▸ SHORT EXERCISE
Each line below is to be written out in full, exactly as shown.

=== LISTED ENTRIES ===

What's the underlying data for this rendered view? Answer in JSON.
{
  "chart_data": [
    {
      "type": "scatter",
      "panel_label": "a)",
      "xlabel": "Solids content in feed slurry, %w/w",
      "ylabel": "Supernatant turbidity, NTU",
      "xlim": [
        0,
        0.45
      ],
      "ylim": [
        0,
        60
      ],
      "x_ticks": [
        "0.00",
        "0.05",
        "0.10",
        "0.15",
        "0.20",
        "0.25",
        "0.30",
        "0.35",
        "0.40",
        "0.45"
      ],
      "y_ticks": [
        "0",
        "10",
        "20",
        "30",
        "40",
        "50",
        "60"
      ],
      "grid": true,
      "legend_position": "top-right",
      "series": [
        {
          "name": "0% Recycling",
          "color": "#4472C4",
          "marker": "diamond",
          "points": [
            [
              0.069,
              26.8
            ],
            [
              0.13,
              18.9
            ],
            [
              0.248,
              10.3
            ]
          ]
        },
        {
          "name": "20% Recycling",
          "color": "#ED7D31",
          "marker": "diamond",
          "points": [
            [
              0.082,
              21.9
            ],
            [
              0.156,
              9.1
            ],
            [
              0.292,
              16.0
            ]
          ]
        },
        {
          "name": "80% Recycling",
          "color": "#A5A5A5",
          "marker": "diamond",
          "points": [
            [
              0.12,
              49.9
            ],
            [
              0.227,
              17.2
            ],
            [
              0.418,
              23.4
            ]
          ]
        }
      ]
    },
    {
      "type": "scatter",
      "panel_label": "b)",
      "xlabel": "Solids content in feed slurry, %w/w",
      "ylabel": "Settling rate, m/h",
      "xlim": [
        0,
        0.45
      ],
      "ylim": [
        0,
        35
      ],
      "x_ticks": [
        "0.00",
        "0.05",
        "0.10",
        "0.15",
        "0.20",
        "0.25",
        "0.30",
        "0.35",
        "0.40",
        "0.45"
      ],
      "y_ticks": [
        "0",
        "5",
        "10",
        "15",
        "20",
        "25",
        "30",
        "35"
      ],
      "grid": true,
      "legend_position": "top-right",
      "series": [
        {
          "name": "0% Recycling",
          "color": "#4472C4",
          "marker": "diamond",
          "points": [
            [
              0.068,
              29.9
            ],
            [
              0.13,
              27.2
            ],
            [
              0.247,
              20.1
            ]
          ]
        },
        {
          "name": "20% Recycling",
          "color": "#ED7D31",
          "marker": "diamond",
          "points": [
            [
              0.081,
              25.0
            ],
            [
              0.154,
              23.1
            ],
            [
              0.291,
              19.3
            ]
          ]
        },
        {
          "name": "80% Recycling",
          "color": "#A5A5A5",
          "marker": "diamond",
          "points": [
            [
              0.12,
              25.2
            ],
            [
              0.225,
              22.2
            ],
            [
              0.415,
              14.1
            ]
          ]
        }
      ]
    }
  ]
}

===

▸ OUTPUT OF THE TASK
What's the underlying data for this rendered view? Answer in JSON.
{
  "chart_data": [
    {
      "type": "scatter",
      "panel_label": "a)",
      "xlabel": "Solids content in feed slurry, %w/w",
      "ylabel": "Supernatant turbidity, NTU",
      "xlim": [
        0,
        0.45
      ],
      "ylim": [
        0,
        60
      ],
      "x_ticks": [
        "0.00",
        "0.05",
        "0.10",
        "0.15",
        "0.20",
        "0.25",
        "0.30",
        "0.35",
        "0.40",
        "0.45"
      ],
      "y_ticks": [
        "0",
        "10",
        "20",
        "30",
        "40",
        "50",
        "60"
      ],
      "grid": true,
      "legend_position": "top-right",
      "series": [
        {
          "name": "0% Recycling",
          "color": "#4472C4",
          "marker": "diamond",
          "points": [
            [
              0.069,
              26.8
            ],
            [
              0.13,
              18.9
            ],
            [
              0.248,
              10.3
            ]
          ]
        },
        {
          "name": "20% Recycling",
          "color": "#ED7D31",
          "marker": "diamond",
          "points": [
            [
              0.082,
              21.9
            ],
            [
              0.156,
              9.1
            ],
            [
              0.292,
              16.0
            ]
          ]
        },
        {
          "name": "80% Recycling",
          "color": "#A5A5A5",
          "marker": "diamond",
          "points": [
            [
              0.12,
              49.9
            ],
            [
              0.227,
              17.2
            ],
            [
              0.418,
              23.4
            ]
          ]
        }
      ]
    },
    {
      "type": "scatter",
      "panel_label": "b)",
      "xlabel": "Solids content in feed slurry, %w/w",
      "ylabel": "Settling rate, m/h",
      "xlim": [
        0,
        0.45
      ],
      "ylim": [
        0,
        35
      ],
      "x_ticks": [
        "0.00",
        "0.05",
        "0.10",
        "0.15",
        "0.20",
        "0.25",
        "0.30",
        "0.35",
        "0.40",
        "0.45"
      ],
      "y_ticks": [
        "0",
        "5",
        "10",
        "15",
        "20",
        "25",
        "30",
        "35"
      ],
      "grid": true,
      "legend_position": "top-right",
      "series": [
        {
          "name": "0% Recycling",
          "color": "#4472C4",
          "marker": "diamond",
          "points": [
            [
              0.068,
              29.9
            ],
            [
              0.13,
              27.2
            ],
            [
              0.247,
              20.1
            ]
          ]
        },
        {
          "name": "20% Recycling",
          "color": "#ED7D31",
          "marker": "diamond",
          "points": [
            [
              0.081,
              25.0
            ],
            [
              0.154,
              23.1
            ],
            [
              0.291,
              19.3
            ]
          ]
        },
        {
          "name": "80% Recycling",
          "color": "#A5A5A5",
          "marker": "diamond",
          "points": [
            [
              0.12,
              25.2
            ],
            [
              0.225,
              22.2
            ],
            [
              0.415,
              14.1
            ]
          ]
        }
      ]
    }
  ]
}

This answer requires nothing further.